(Records from a collection)
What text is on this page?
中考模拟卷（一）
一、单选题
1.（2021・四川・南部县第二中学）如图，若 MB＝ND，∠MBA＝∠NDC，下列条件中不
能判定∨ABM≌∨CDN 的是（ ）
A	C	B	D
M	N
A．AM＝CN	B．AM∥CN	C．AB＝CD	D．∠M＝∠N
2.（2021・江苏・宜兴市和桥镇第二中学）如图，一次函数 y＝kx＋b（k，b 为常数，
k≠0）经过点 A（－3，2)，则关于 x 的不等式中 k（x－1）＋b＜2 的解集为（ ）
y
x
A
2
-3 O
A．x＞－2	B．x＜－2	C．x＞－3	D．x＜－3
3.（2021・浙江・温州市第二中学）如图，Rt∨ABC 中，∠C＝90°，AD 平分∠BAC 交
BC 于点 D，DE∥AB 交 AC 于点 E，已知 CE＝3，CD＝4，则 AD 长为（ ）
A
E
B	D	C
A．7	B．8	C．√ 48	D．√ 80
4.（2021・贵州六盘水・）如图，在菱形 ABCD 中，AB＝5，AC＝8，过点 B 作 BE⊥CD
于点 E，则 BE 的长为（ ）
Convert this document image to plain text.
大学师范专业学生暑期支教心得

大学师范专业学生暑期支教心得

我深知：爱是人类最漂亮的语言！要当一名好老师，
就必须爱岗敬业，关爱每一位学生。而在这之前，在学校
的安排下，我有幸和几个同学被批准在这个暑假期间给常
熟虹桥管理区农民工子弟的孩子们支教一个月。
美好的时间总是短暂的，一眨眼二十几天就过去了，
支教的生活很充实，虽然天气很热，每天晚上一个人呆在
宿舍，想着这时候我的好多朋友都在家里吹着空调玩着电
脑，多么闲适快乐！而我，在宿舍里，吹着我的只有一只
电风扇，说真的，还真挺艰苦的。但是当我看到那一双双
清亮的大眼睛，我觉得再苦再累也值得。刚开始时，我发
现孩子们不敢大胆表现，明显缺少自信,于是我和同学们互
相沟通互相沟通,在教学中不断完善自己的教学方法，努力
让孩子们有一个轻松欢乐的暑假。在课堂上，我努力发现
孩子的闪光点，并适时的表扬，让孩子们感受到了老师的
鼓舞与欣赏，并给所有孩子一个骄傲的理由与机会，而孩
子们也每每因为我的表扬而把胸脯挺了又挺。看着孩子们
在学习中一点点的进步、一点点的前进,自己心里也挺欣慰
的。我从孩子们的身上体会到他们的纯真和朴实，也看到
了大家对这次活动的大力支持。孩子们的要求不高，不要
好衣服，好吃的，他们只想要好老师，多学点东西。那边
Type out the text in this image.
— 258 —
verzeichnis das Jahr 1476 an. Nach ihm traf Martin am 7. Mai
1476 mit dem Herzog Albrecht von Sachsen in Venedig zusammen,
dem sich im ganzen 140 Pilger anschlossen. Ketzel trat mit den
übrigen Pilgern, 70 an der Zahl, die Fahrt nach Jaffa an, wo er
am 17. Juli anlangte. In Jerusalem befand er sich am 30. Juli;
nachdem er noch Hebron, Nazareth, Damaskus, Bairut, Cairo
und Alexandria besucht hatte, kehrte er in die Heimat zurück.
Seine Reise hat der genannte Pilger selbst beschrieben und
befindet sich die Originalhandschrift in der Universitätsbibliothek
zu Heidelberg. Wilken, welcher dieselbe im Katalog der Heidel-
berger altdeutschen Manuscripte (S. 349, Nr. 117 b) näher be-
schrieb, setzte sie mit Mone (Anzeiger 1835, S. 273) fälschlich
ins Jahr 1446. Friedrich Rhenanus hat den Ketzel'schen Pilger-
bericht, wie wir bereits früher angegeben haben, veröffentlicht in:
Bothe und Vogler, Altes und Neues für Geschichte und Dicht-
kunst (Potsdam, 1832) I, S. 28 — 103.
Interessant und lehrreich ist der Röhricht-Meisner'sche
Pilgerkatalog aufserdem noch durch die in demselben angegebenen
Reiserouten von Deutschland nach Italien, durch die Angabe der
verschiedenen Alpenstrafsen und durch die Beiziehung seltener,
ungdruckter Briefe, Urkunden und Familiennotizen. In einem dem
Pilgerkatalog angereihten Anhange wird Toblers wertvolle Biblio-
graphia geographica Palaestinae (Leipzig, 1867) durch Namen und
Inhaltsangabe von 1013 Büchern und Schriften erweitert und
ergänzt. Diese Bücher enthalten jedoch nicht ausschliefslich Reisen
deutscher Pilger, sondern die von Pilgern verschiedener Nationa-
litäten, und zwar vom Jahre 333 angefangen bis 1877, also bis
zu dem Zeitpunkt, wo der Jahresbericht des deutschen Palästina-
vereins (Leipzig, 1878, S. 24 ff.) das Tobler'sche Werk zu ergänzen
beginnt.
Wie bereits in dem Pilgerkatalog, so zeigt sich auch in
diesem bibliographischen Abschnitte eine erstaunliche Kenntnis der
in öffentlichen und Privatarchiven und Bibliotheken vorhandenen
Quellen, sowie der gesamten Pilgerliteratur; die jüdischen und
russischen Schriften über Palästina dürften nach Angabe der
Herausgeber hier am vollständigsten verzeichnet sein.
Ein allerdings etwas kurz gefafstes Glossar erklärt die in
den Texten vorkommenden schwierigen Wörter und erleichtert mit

The request: Report how many lines in the listing include the word "Leipzig". Give nothing but the count.

Complete response: 2